• [Travail demandé]
1) Résumez l'extrait d'arrêt ci-dessous en deux phrases.
2) D'après l'extrait d'arrêt ci-dessous, que codifient en substance les art. 31 ss CV ?
3) Poursuivez l'extrait d'arrêt ci-dessous à partir de sa dernière phrase.

• [Extrait du texte]
####################
Le Tribunal fédéral ne revoit cependant l'état de fait à la base de la sentence attaquée - même s'il s'agit de la question de la compétence - que si l'un des griefs mentionnés à l'art. 190 al. 2 LDIP (RS 291) est soulevé à l'encontre dudit état de fait ou que des faits ou des moyens de preuve nouveaux (cf. art. 99 al. 1 LTF) sont exceptionnellement pris en considération dans le cadre de la procédure du recours en matière civile (ATF 144 III 559 consid. 4.1; ATF 142 III 220 consid. 3.1; ATF 140 III 477 consid. 3.1; ATF 138 III 29 consid. 2.2.1).

6.4.2 L'interprétation du TCE doit s'effectuer conformément aux art. 31 ss CV, qui codifient en substance le droit coutumier international (ATF 145 II 339 consid. 4.4.1; ATF 122 II 234 consid. 4c; arrêt 4A_80/2018, précité, consid. 3.1.2).
BGE 149 III 131 S. 136
L'art. 31 par. 1 CV prévoit qu'un traité doit être interprété de bonne foi suivant le sens ordinaire à attribuer aux termes du traité dans leur contexte et à la lumière de son objet et de son but. En plus du contexte (cf. art. 31 par. 2 CV), il sera tenu compte, selon l'art. 31 par. 3 CV, de tout accord ultérieur intervenu entre les parties au sujet de l'interprétation du traité ou de l'application de ses dispositions (let. a); de toute pratique ultérieurement suivie dans l'application du traité par laquelle est établi l'accord des parties à l'égard de l'interprétation du traité (let. b) et de toute règle pertinente de droit international applicable dans les relations entre les parties (let. c). Les travaux préparatoires et les circonstances dans lesquelles le traité a été conclu constituent des moyens complémentaires d'interprétation lorsque l'interprétation donnée conformément à l'art. 31 CV laisse le sens ambigu ou obscur ou conduit à un résultat qui est manifestement absurde ou déraisonnable (cf. art. 32 CV).
####################
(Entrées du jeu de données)

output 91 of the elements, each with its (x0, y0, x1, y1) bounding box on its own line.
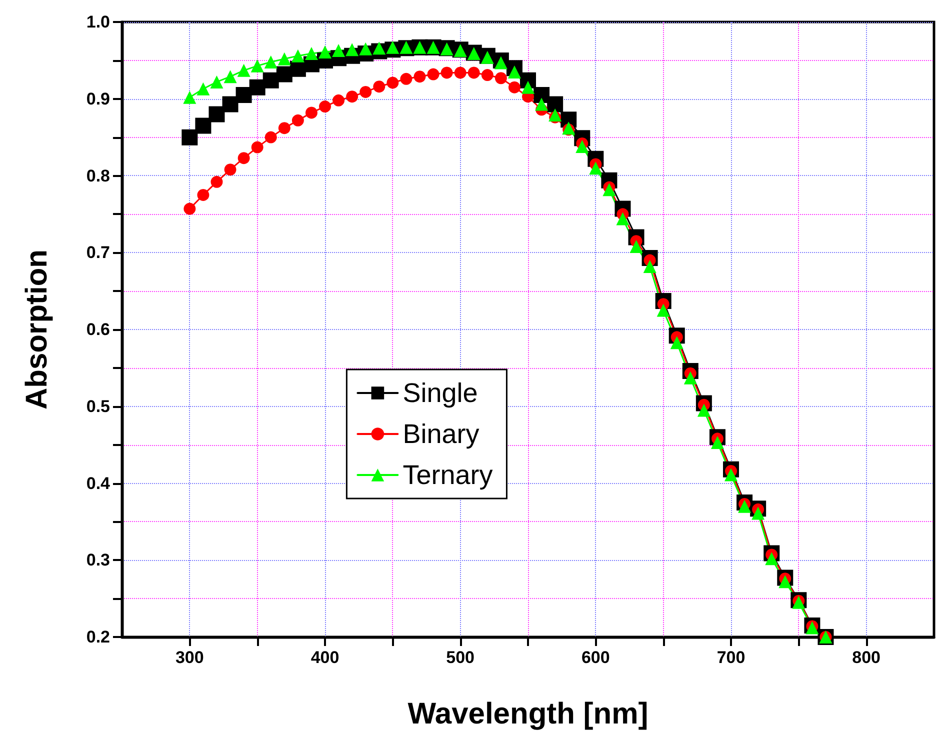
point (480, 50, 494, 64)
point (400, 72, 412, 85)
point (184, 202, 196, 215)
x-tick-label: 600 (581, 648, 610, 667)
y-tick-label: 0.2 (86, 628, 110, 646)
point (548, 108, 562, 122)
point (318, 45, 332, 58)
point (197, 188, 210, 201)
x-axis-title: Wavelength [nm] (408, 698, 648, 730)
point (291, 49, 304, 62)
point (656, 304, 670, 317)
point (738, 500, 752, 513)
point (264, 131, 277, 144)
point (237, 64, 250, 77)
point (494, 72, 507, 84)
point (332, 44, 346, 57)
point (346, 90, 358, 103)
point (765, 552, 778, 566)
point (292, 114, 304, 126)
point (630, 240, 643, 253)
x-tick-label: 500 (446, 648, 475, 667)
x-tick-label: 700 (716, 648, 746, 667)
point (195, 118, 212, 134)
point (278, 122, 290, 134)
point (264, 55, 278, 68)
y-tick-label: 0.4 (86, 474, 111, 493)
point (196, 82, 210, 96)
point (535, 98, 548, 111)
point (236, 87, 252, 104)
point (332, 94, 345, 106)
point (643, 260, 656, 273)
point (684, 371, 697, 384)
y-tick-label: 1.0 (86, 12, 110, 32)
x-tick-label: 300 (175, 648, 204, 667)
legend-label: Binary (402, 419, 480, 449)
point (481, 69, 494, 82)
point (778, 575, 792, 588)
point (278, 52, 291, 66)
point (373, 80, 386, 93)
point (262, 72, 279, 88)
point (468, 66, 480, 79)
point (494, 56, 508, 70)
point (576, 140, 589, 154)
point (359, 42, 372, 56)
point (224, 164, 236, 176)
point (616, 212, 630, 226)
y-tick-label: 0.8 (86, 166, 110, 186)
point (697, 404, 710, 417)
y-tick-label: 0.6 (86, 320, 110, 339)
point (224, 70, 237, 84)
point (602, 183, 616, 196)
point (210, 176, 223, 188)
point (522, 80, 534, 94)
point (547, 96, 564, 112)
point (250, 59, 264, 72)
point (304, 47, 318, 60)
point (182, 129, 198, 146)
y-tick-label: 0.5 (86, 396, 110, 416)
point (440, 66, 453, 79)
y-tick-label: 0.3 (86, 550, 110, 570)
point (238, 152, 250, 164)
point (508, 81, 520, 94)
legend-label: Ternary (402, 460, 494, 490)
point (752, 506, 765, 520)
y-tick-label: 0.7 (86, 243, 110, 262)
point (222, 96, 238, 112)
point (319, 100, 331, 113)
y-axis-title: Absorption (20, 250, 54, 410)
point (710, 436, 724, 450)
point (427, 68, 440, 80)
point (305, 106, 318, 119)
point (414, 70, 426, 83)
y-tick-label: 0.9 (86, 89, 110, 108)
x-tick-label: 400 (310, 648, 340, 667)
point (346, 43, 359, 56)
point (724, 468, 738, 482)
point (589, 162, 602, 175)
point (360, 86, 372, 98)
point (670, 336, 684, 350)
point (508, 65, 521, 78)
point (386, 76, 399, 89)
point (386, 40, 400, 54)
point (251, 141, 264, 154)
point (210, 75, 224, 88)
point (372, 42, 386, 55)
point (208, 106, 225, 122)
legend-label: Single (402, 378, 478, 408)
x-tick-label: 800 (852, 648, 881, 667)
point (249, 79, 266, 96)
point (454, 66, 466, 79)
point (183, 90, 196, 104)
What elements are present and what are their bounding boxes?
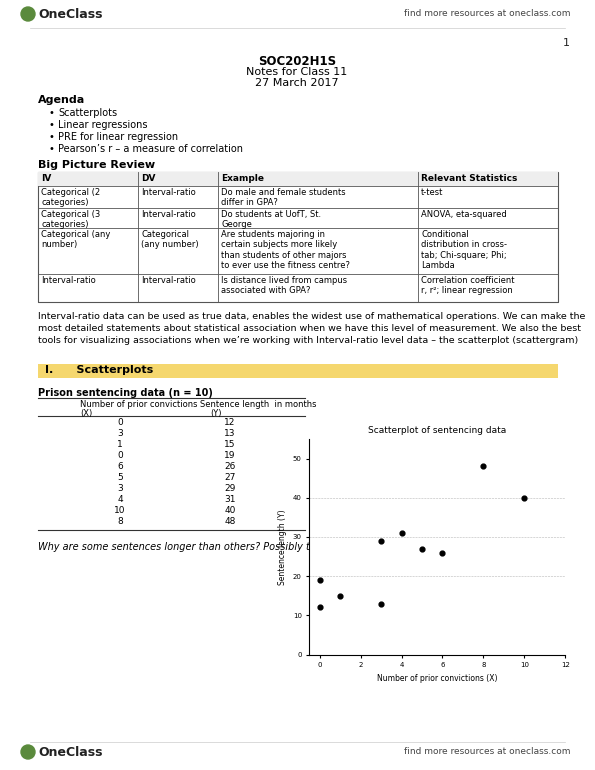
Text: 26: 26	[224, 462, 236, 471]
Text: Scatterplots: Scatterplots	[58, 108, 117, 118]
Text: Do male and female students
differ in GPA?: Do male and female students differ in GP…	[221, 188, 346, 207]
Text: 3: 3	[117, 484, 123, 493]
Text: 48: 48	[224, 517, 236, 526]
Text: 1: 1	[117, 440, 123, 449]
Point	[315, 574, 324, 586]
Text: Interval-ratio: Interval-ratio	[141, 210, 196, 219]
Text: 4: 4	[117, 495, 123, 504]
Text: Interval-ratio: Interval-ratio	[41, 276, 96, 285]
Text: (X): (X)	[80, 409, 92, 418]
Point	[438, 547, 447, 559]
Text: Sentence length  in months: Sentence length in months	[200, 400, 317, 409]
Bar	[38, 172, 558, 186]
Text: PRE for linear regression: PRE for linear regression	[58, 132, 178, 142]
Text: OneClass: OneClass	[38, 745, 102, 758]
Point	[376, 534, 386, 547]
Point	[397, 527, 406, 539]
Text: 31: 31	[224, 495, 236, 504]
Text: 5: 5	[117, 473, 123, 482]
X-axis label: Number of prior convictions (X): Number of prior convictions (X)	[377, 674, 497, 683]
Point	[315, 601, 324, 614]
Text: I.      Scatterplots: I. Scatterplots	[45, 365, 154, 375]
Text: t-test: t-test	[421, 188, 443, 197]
####################
• [Réponses aux exercices]
1) Le Tribunal fédéral ne revoit l'état de fait d'une sentence attaquée, même sur la question de la compétence, que si un grief de l'art. 190 al. 2 LDIP est soulevé contre cet état de fait ou si des faits ou moyens de preuve nouveaux sont exceptionnellement pris en considération. Le TCE s'interprète selon les art. 31 ss CV, de bonne foi, suivant le sens ordinaire des termes dans leur contexte et à la lumière de l'objet et du but du traité, les travaux préparatoires et les circonstances de conclusion du traité n'étant que des moyens complémentaires lorsque le sens reste ambigu ou obscur ou que le résultat est manifestement absurde ou déraisonnable.

2) Le droit coutumier international.

3)
L'art. 31 par. 1 CV fixe un ordre de prise en compte des éléments de l'interprétation, sans toutefois établir une hiérarchie juridique obligatoire entre eux. Le sens ordinaire du texte du traité constitue le point de départ de l'interprétation. Ce sens ordinaire des termes doit être dégagé de bonne foi, en tenant compte de leur contexte et à la lumière de l'objet et du but du traité. L'objet et le but du traité correspondent à ce que les parties voulaient atteindre par le traité. L'interprétation téléologique garantit, en lien avec l'interprétation selon la bonne foi, l'"effet utile" du traité. Lorsque plusieurs significations sont possibles, il faut choisir celle qui permet l'application effective de la clause dont on recherche le sens, en évitant d'aboutir à une interprétation en contradiction avec la lettre ou l'esprit des engagements pris. Un Etat contractant doit partant proscrire tout comportement et toute interprétation qui aboutiraient à éluder ses engagements internationaux ou à détourner le traité de son sens et de son but (ATF 144 II 130 consid. 8.2.1 et les références citées; arrêts 4A_80/2018, précité, consid. 3.1.2; 4A_65/2018, précité, consid. 2.4).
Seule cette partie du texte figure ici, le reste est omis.